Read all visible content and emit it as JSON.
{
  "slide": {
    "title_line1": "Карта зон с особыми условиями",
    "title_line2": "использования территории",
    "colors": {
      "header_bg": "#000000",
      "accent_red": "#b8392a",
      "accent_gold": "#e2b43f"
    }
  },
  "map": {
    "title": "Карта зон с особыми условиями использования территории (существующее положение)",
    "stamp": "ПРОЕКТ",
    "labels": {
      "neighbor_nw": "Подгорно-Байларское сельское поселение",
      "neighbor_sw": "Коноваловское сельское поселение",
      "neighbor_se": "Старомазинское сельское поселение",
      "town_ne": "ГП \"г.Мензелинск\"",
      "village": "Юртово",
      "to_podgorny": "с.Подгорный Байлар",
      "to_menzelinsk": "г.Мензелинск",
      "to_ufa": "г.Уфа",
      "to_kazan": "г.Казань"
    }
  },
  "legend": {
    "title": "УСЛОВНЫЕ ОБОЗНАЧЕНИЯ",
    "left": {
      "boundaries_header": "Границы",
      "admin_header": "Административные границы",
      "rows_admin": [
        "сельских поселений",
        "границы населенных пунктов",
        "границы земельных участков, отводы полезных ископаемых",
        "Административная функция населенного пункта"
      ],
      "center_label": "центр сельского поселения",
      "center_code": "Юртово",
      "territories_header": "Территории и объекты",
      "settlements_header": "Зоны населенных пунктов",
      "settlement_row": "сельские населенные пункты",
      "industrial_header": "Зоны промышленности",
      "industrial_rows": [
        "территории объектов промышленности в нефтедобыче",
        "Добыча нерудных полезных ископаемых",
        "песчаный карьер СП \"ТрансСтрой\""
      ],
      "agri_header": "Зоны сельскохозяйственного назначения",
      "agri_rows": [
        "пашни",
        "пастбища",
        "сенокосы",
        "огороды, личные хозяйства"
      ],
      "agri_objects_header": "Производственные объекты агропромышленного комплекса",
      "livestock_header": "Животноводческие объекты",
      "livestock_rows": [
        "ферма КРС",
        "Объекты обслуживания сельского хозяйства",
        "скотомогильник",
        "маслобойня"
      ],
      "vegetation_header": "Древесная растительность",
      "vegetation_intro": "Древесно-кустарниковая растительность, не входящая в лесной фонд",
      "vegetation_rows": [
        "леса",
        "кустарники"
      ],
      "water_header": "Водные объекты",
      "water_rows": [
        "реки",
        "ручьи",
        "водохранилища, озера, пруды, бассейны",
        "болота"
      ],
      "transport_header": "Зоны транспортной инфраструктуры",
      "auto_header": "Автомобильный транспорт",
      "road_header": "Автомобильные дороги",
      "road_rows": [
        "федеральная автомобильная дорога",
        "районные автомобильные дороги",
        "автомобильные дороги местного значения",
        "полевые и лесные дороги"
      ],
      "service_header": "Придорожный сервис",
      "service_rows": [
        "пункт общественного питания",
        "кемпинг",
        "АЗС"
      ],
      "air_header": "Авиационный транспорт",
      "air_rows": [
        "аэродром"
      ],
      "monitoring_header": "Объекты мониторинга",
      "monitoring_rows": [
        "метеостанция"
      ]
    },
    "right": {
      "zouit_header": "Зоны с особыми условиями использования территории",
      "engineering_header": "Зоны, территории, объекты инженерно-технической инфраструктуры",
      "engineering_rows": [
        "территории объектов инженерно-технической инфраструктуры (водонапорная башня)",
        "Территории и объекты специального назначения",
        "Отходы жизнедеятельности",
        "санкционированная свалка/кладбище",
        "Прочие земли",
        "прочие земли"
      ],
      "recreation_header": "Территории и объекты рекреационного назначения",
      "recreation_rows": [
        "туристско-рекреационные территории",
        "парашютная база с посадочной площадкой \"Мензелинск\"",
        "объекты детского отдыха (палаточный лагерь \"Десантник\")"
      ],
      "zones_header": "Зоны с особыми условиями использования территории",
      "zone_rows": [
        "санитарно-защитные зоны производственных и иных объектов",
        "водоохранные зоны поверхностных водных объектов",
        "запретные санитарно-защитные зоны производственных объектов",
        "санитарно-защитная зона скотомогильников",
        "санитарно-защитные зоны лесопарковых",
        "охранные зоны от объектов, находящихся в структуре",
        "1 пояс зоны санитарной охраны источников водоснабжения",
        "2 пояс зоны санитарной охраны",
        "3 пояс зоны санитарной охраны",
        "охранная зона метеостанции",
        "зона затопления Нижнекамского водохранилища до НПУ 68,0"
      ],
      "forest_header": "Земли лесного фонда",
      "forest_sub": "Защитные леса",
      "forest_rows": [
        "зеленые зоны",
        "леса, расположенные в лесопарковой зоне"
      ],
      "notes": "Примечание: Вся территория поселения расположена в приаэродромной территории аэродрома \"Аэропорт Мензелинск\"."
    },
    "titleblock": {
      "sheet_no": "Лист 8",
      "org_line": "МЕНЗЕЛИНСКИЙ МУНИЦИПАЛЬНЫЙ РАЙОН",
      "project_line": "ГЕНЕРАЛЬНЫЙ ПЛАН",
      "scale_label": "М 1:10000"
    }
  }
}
==================================================
Collect each line containing the string "сельского".

▶ _RESPONSE FOR THIS EXERCISE_
      "center_label": "центр сельского поселения",
        "Объекты обслуживания сельского хозяйства",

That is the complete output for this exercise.